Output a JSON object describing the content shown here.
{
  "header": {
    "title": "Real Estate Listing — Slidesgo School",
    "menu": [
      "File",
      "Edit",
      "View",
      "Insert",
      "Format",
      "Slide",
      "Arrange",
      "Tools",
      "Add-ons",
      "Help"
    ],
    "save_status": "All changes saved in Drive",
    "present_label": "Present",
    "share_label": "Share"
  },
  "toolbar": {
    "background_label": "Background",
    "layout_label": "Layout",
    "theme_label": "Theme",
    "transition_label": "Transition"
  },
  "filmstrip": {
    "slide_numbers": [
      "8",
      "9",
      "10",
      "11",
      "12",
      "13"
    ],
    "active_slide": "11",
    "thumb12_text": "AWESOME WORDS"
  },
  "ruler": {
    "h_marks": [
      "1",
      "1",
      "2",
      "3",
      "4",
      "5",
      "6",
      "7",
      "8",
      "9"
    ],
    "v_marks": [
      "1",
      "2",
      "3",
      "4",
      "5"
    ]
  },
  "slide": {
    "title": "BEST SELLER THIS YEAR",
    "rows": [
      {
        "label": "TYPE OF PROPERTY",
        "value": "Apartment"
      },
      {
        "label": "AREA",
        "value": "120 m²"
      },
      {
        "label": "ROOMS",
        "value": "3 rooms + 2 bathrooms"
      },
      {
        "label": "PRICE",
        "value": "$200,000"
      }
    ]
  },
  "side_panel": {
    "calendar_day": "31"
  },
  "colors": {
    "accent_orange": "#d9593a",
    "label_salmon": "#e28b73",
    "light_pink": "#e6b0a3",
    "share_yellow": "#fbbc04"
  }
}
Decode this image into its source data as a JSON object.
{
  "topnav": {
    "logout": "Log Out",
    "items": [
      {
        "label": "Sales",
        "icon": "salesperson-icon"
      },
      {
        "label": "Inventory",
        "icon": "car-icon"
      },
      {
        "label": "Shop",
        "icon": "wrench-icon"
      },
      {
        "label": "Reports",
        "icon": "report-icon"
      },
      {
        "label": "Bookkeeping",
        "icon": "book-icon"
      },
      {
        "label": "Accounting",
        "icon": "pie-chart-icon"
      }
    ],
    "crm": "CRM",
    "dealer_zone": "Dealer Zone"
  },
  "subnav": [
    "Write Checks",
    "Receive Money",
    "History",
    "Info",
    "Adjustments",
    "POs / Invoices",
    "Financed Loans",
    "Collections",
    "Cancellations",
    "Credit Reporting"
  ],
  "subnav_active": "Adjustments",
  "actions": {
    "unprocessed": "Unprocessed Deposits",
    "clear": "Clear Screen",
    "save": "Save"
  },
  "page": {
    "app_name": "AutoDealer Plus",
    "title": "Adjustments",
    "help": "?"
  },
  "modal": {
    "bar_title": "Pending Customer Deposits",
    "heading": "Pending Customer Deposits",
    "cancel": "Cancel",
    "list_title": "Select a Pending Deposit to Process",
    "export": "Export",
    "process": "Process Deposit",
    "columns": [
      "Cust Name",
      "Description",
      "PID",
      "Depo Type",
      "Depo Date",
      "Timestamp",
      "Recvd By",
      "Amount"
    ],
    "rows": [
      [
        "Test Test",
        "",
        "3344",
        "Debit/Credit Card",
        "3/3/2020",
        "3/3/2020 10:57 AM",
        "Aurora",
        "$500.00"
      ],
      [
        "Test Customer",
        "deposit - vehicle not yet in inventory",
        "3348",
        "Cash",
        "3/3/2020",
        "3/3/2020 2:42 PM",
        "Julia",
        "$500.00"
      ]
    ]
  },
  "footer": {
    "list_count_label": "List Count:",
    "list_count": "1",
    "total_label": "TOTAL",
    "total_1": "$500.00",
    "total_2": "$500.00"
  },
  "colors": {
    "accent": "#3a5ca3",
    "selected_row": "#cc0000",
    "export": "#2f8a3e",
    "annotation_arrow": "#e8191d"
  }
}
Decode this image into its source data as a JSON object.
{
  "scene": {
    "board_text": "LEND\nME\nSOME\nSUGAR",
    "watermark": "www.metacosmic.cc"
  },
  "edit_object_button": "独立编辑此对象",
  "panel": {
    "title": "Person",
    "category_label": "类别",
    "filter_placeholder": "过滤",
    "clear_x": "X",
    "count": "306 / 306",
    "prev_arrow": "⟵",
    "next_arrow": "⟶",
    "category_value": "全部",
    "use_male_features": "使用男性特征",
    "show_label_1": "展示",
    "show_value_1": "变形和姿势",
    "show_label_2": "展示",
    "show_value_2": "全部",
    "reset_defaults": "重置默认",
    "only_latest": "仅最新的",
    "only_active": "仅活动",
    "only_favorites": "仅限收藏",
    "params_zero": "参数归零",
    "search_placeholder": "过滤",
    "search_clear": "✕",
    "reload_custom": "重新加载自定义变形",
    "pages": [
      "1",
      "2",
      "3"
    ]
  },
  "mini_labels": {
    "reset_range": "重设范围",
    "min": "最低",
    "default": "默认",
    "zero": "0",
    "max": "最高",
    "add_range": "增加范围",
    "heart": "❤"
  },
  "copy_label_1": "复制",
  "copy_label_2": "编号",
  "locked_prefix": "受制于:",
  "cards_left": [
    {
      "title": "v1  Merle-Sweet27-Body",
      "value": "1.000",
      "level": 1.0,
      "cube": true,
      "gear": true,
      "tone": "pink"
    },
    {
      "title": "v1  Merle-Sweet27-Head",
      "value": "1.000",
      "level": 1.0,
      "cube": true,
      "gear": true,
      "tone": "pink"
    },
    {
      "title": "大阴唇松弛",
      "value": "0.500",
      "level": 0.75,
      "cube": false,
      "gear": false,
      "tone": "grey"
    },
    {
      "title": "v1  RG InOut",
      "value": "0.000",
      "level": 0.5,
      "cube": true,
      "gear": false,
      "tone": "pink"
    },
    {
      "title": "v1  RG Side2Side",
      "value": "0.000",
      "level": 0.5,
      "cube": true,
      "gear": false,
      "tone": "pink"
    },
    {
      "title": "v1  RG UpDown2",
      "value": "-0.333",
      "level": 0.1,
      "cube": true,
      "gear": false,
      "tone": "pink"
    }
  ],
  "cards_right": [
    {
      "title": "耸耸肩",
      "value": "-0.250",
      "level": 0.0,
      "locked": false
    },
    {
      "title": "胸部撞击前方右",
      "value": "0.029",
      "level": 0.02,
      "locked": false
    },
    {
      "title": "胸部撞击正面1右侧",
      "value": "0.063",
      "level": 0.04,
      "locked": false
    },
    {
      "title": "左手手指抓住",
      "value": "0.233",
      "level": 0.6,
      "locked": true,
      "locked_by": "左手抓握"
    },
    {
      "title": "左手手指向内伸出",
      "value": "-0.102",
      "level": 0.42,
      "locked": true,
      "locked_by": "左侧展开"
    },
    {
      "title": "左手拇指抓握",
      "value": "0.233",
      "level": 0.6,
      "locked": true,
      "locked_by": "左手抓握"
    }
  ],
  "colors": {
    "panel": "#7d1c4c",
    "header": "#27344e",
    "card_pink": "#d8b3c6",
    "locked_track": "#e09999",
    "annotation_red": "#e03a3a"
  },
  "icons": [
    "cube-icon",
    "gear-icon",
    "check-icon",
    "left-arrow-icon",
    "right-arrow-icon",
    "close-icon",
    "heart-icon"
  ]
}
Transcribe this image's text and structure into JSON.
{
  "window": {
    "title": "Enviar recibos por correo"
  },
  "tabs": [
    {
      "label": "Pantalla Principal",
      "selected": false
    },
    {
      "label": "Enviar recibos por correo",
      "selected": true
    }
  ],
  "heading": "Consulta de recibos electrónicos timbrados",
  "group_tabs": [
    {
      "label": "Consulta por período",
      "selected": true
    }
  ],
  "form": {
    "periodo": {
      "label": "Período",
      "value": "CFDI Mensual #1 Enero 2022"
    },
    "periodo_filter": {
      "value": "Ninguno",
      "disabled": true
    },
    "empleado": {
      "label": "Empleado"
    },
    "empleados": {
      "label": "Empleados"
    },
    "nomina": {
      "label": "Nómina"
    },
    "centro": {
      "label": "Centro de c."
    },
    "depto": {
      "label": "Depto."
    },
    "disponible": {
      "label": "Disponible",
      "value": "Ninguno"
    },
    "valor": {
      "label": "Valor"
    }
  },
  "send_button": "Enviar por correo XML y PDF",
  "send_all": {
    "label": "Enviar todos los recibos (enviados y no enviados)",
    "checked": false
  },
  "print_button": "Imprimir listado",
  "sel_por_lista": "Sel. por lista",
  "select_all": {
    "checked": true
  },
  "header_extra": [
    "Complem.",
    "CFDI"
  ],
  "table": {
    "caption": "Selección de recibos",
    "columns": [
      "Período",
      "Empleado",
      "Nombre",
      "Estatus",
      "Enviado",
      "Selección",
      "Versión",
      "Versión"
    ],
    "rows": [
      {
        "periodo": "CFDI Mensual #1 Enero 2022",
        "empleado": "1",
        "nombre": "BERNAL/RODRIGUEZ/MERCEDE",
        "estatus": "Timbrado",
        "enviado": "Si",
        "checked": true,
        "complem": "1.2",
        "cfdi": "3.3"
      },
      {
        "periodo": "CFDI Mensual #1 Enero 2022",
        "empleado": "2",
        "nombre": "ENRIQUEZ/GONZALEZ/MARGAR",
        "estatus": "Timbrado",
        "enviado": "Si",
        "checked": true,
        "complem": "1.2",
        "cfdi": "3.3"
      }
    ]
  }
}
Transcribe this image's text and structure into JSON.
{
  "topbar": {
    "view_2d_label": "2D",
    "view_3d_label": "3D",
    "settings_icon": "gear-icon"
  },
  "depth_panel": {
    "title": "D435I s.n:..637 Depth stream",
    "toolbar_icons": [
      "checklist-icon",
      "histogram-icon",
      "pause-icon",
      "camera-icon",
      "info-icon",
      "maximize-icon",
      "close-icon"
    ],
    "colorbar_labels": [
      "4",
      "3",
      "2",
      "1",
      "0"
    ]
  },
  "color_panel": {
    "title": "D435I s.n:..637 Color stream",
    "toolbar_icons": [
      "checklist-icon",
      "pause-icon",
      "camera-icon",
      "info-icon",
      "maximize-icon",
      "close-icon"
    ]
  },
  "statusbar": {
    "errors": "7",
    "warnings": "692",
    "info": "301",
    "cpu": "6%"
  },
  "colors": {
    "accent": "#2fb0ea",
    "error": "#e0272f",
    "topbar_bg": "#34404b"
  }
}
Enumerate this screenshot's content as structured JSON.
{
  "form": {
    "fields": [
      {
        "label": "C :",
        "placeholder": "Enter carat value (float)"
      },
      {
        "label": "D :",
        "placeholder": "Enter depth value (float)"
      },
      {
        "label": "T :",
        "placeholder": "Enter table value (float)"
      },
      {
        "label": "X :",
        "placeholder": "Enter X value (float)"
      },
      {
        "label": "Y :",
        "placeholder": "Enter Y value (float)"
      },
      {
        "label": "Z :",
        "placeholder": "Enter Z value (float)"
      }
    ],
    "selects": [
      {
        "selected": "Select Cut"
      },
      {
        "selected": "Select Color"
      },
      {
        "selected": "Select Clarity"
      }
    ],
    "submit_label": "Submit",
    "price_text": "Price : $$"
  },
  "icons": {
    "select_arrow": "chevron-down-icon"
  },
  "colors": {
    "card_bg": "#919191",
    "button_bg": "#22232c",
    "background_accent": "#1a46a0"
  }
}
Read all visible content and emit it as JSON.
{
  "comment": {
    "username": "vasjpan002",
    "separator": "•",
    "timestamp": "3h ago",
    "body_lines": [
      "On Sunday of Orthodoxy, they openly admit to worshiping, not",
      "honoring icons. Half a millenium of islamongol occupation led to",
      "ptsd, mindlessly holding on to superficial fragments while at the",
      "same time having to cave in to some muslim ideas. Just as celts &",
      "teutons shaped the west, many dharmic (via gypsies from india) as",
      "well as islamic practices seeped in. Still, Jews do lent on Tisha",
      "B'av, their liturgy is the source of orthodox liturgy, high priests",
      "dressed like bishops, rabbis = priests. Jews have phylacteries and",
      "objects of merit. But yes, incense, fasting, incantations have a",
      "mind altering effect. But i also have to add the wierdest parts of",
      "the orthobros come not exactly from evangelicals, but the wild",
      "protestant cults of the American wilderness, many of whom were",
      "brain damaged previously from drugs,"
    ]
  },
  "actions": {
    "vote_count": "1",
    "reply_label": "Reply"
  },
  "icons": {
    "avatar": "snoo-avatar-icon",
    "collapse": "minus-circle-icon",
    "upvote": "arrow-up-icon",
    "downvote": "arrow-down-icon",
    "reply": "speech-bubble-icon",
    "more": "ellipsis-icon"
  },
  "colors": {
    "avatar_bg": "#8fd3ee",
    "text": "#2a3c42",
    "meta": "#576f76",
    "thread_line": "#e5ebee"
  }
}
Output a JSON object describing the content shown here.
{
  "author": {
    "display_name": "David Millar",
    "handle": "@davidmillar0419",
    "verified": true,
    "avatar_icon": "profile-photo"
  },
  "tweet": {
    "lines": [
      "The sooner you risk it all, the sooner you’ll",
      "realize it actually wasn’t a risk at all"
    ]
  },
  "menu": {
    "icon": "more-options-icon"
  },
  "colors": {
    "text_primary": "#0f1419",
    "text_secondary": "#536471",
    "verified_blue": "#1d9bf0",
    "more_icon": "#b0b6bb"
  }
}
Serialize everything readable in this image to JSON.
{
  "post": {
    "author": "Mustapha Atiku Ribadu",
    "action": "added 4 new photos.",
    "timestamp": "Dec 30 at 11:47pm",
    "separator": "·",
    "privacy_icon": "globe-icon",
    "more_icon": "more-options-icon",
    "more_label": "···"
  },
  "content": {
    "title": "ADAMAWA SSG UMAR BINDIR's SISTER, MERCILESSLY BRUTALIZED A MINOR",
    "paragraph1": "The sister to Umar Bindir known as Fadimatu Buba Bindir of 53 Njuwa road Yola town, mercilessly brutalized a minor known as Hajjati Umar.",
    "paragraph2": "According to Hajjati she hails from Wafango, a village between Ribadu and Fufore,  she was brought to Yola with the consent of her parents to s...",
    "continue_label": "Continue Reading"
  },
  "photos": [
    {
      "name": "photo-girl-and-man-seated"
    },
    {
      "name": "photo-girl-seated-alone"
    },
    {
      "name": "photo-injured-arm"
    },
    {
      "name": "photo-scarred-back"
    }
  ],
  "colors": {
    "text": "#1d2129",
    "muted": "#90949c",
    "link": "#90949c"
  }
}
........
Give only the number of lines that include the word "girl".

Answer to this problem: 2